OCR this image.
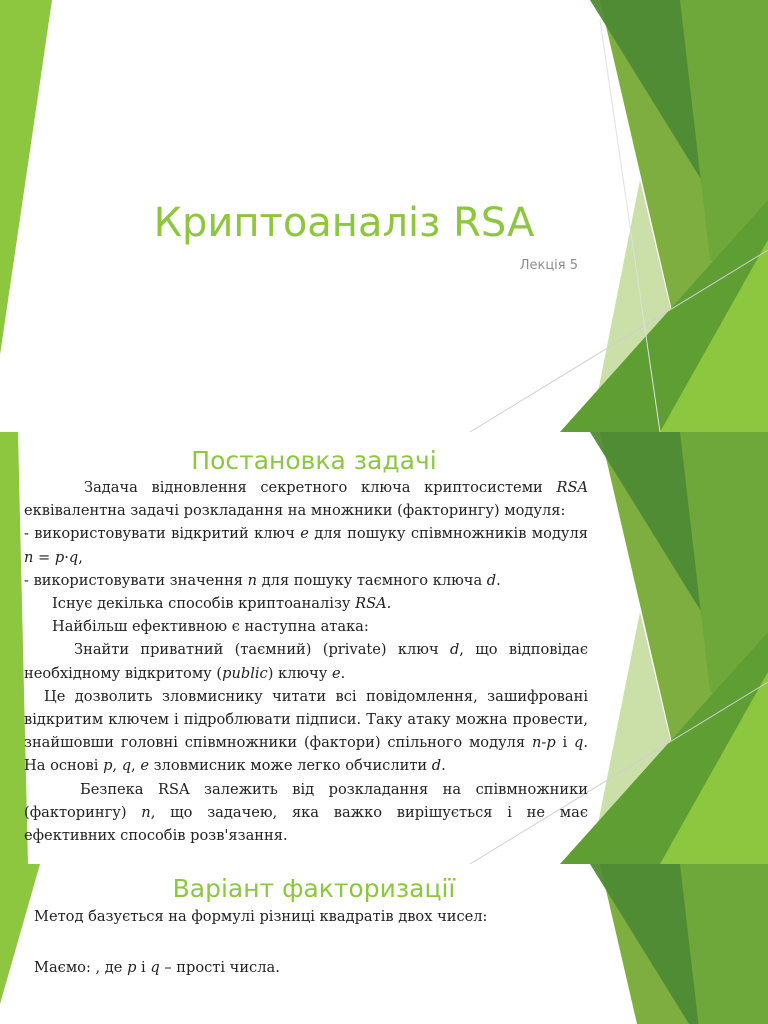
Криптоаналіз RSA

Лекція 5

Постановка задачі

Задача відновлення секретного ключа криптосистеми RSA еквівалентна задачі розкладання на множники (факторингу) модуля:

- використовувати відкритий ключ e для пошуку співмножників модуля n = p·q,

- використовувати значення n для пошуку таємного ключа d.

Існує декілька способів криптоаналізу RSA.

Найбільш ефективною є наступна атака:

Знайти приватний (таємний) (private) ключ d, що відповідає необхідному відкритому (public) ключу e.

Це дозволить зловмиснику читати всі повідомлення, зашифровані відкритим ключем і підроблювати підписи. Таку атаку можна провести, знайшовши головні співмножники (фактори) спільного модуля n-p і q. На основі p, q, e зловмисник може легко обчислити d.

Безпека RSA залежить від розкладання на співмножники (факторингу) n, що задачею, яка важко вирішується і не має ефективних способів розв'язання.

Варіант факторизації

Метод базується на формулі різниці квадратів двох чисел:

Маємо: , де p і q – прості числа.
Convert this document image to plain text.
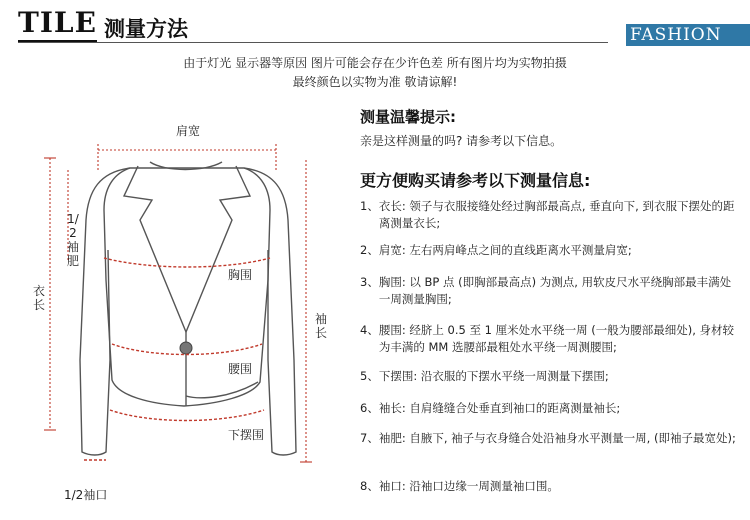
TILE 测量方法	FASHION
由于灯光 显示器等原因 图片可能会存在少许色差 所有图片均为实物拍摄
最终颜色以实物为准 敬请谅解!
肩宽
胸围
腰围
下摆围
1/2袖口
1/2袖肥
衣长
袖长
测量温馨提示:
亲是这样测量的吗? 请参考以下信息。
更方便购买请参考以下测量信息:
1、 衣长: 领子与衣服接缝处经过胸部最高点, 垂直向下, 到衣服下摆处的距离测量衣长;
2、 肩宽: 左右两肩峰点之间的直线距离水平测量肩宽;
3、 胸围: 以 BP 点 (即胸部最高点) 为测点, 用软皮尺水平绕胸部最丰满处一周测量胸围;
4、 腰围: 经脐上 0.5 至 1 厘米处水平绕一周 (一般为腰部最细处), 身材较为丰满的 MM 选腰部最粗处水平绕一周测腰围;
5、 下摆围: 沿衣服的下摆水平绕一周测量下摆围;
6、 袖长: 自肩缝缝合处垂直到袖口的距离测量袖长;
7、 袖肥: 自腋下, 袖子与衣身缝合处沿袖身水平测量一周, (即袖子最宽处);
8、 袖口: 沿袖口边缘一周测量袖口围。
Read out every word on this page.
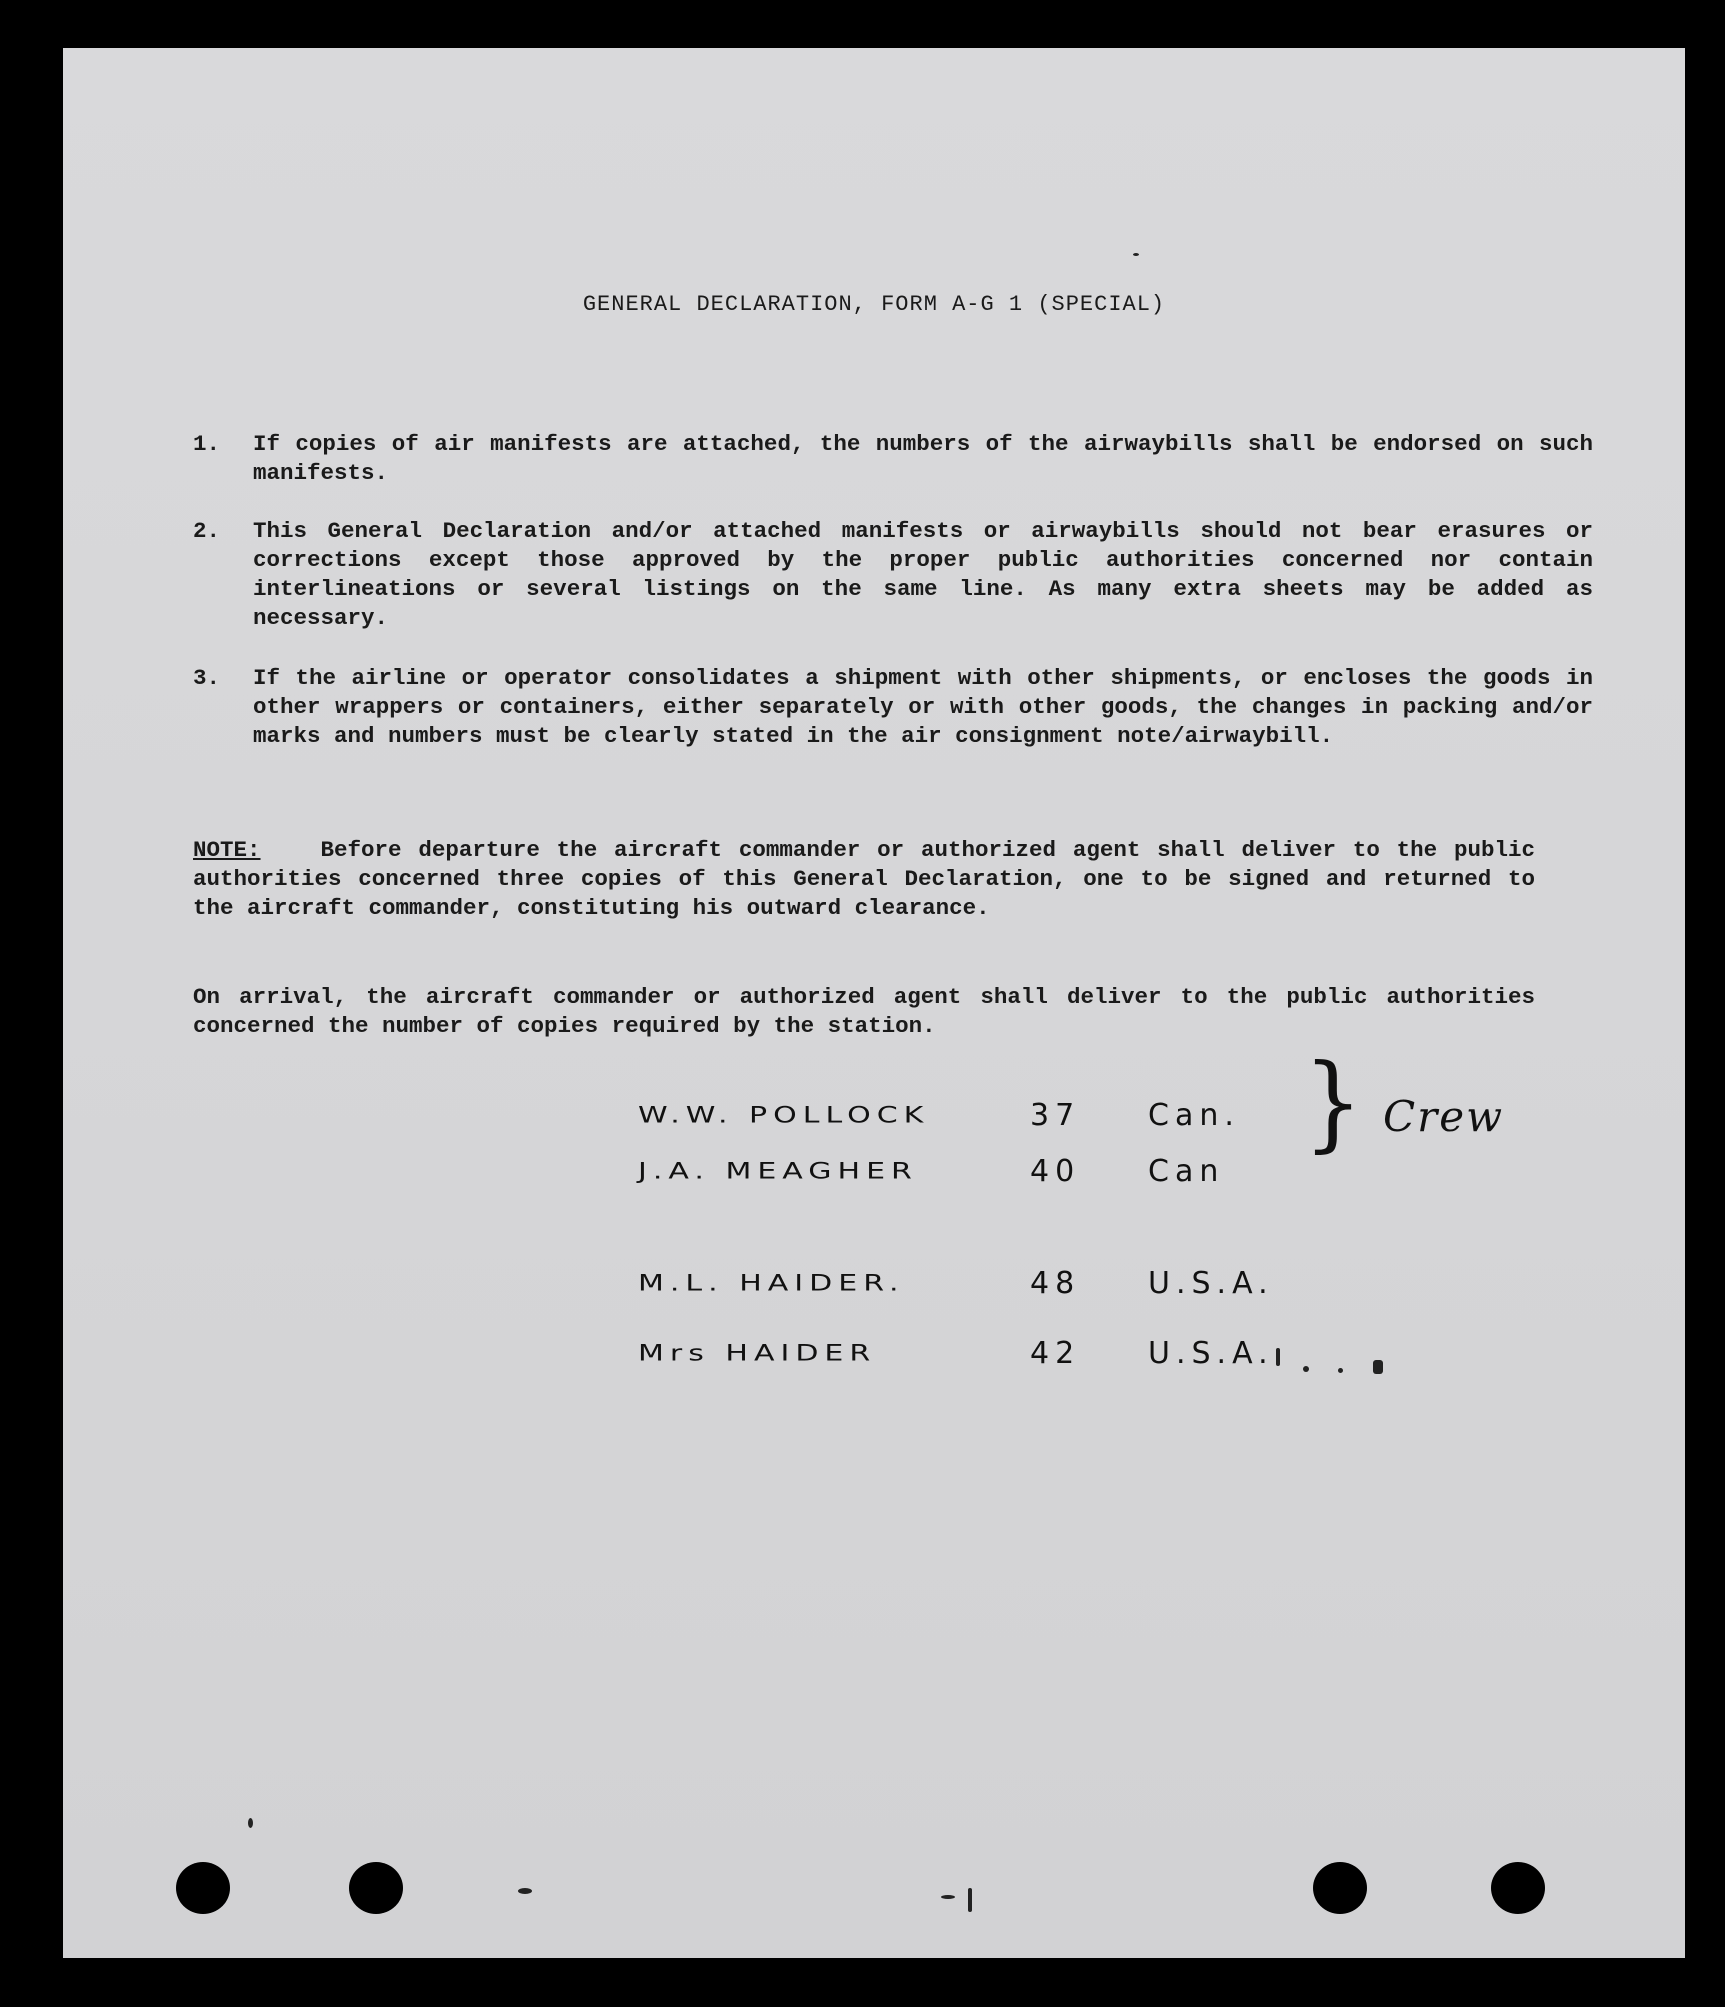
GENERAL DECLARATION, FORM A-G 1 (SPECIAL)
1.	If copies of air manifests are attached, the numbers of the airwaybills shall be endorsed on such manifests.
2.	This General Declaration and/or attached manifests or airwaybills should not bear erasures or corrections except those approved by the proper public authorities concerned nor contain interlineations or several listings on the same line. As many extra sheets may be added as necessary.
3.	If the airline or operator consolidates a shipment with other shipments, or encloses the goods in other wrappers or containers, either separately or with other goods, the changes in packing and/or marks and numbers must be clearly stated in the air consignment note/airwaybill.
NOTE:	Before departure the aircraft commander or authorized agent shall deliver to the public authorities concerned three copies of this General Declaration, one to be signed and returned to the aircraft commander, constituting his outward clearance.
On arrival, the aircraft commander or authorized agent shall deliver to the public authorities concerned the number of copies required by the station.
W.W. POLLOCK	37 Can.
J.A. MEAGHER	40 Can
} Crew
M.L. HAIDER.	48 U.S.A.
Mrs HAIDER	42 U.S.A.
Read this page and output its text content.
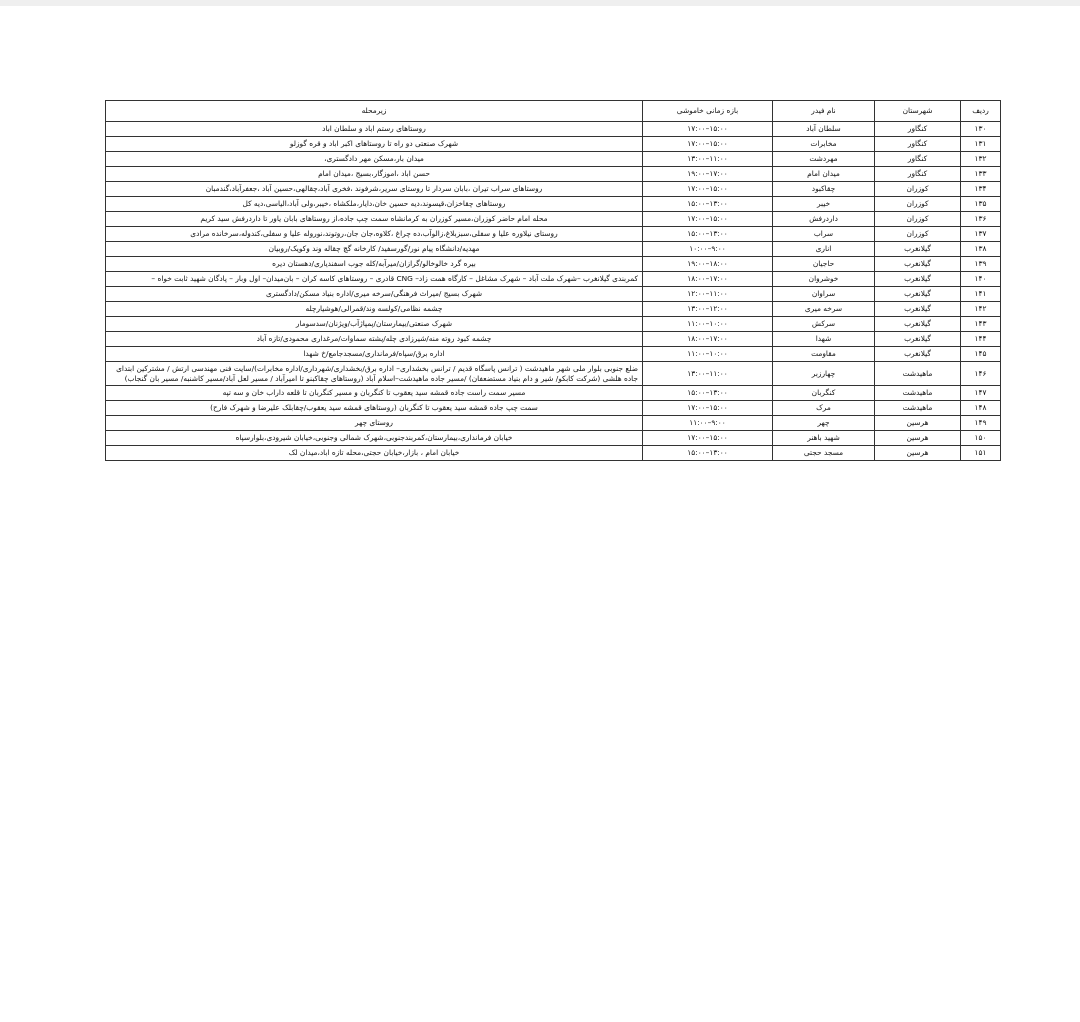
ردیف	شهرستان	نام فیدر	بازه زمانی خاموشی	زیرمحله
۱۳۰	کنگاور	سلطان آباد	۱۵:۰۰–۱۷:۰۰	روستاهای رستم اباد و سلطان اباد
۱۳۱	کنگاور	مخابرات	۱۵:۰۰–۱۷:۰۰	شهرک صنعتی دو راه تا روستاهای اکبر اباد و قره گوزلو
۱۳۲	کنگاور	مهردشت	۱۱:۰۰–۱۳:۰۰	میدان بار،مسکن مهر دادگستری،
۱۳۳	کنگاور	میدان امام	۱۷:۰۰–۱۹:۰۰	حسن اباد ،اموزگار،بسیج ،میدان امام
۱۳۴	کوزران	چقاکبود	۱۵:۰۰–۱۷:۰۰	روستاهای سراب تیران ،بابان سردار تا روستای سریر،شرفوند ،فخری آباد،چقالهی،حسین آباد ،جعفرآباد،گندمبان
۱۳۵	کوزران	خیبر	۱۳:۰۰–۱۵:۰۰	روستاهای چقاخزان،قیسوند،دیه حسین خان،دایار،ملکشاه ،خیبر،ولی آباد،الیاسی،دیه کل
۱۳۶	کوزران	داردرفش	۱۵:۰۰–۱۷:۰۰	محله امام حاضر کوزران،مسیر کوزران به کرمانشاه سمت چپ جاده،از روستاهای بابان یاور تا داردرفش سید کریم
۱۳۷	کوزران	سراب	۱۳:۰۰–۱۵:۰۰	روستای نیلاوره علیا و سفلی،سبزبلاغ،زالوآب،ده چراغ ،کلاوه،جان جان،روتوند،نورولە علیا و سفلی،کندوله،سرخانده مرادی
۱۳۸	گیلانغرب	اناری	۹:۰۰–۱۰:۰۰	مهدیه/دانشگاه پیام نور/گورسفید/ کارخانه گچ چقاله وند وکویک/روبیان
۱۳۹	گیلانغرب	حاجیان	۱۸:۰۰–۱۹:۰۰	بیره گرد خالوخالو/گرازان/میرآبه/کله جوب اسفندیاری/دهستان دیره
۱۴۰	گیلانغرب	خوشروان	۱۷:۰۰–۱۸:۰۰	کمربندی گیلانغرب –شهرک ملت آباد – شهرک مشاغل – کارگاه همت زاد– CNG قادری – روستاهای کاسه کران – بان‌میدان– اول وبار – پادگان شهید ثابت خواه –
۱۴۱	گیلانغرب	سراوان	۱۱:۰۰–۱۲:۰۰	شهرک بسیج /میراث فرهنگی/سرخه میری/اداره بنیاد مسکن/دادگستری
۱۴۲	گیلانغرب	سرخه میری	۱۲:۰۰–۱۳:۰۰	چشمه نظامی/کولسه وند/قمرالی/هوشیارچله
۱۴۳	گیلانغرب	سرکش	۱۰:۰۰–۱۱:۰۰	شهرک صنعتی/بیمارستان/پمپاژآب/ویژنان/سدسومار
۱۴۴	گیلانغرب	شهدا	۱۷:۰۰–۱۸:۰۰	چشمه کبود روته منه/شیرزادی چله/پشته سماوات/مرغداری محمودی/تازه آباد
۱۴۵	گیلانغرب	مقاومت	۱۰:۰۰–۱۱:۰۰	اداره برق/سپاه/فرمانداری/مسجدجامع/خ شهدا
۱۴۶	ماهیدشت	چهارزبر	۱۱:۰۰–۱۳:۰۰	ضلع جنوبی بلوار ملی شهر ماهیدشت ( ترانس پاسگاه قدیم / ترانس بخشداری– اداره برق/بخشداری/شهرداری/اداره مخابرات)/سایت فنی مهندسی ارتش / مشترکین ابتدای جاده هلشی (شرکت کابکو/ شیر و دام بنیاد مستضعفان) /مسیر جاده ماهیدشت–اسلام آباد (روستاهای چقاکبنو تا امیرآباد / مسیر لعل آباد/مسیر کاشنبه/ مسیر بان گنجاب)
۱۴۷	ماهیدشت	کنگربان	۱۳:۰۰–۱۵:۰۰	مسیر سمت راست جاده قمشه سید یعقوب تا کنگربان و مسیر کنگربان تا قلعه داراب خان و سه تپه
۱۴۸	ماهیدشت	مرک	۱۵:۰۰–۱۷:۰۰	سمت چپ جاده قمشه سید یعقوب تا کنگربان (روستاهای قمشه سید یعقوب/چقابلک علیرضا و شهرک فارح)
۱۴۹	هرسین	چهر	۹:۰۰–۱۱:۰۰	روستای چهر
۱۵۰	هرسین	شهید باهنر	۱۵:۰۰–۱۷:۰۰	خیابان فرمانداری،بیمارستان،کمربندجنوبی،شهرک شمالی وجنوبی،خیابان شیرودی،بلوارسپاه
۱۵۱	هرسین	مسجد حجتی	۱۳:۰۰–۱۵:۰۰	خیابان امام ، بازار،خیابان حجتی،محله تازه اباد،میدان لک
==================================================
Compute the number of lines above that contain the string "Read". Reply with that value only.

2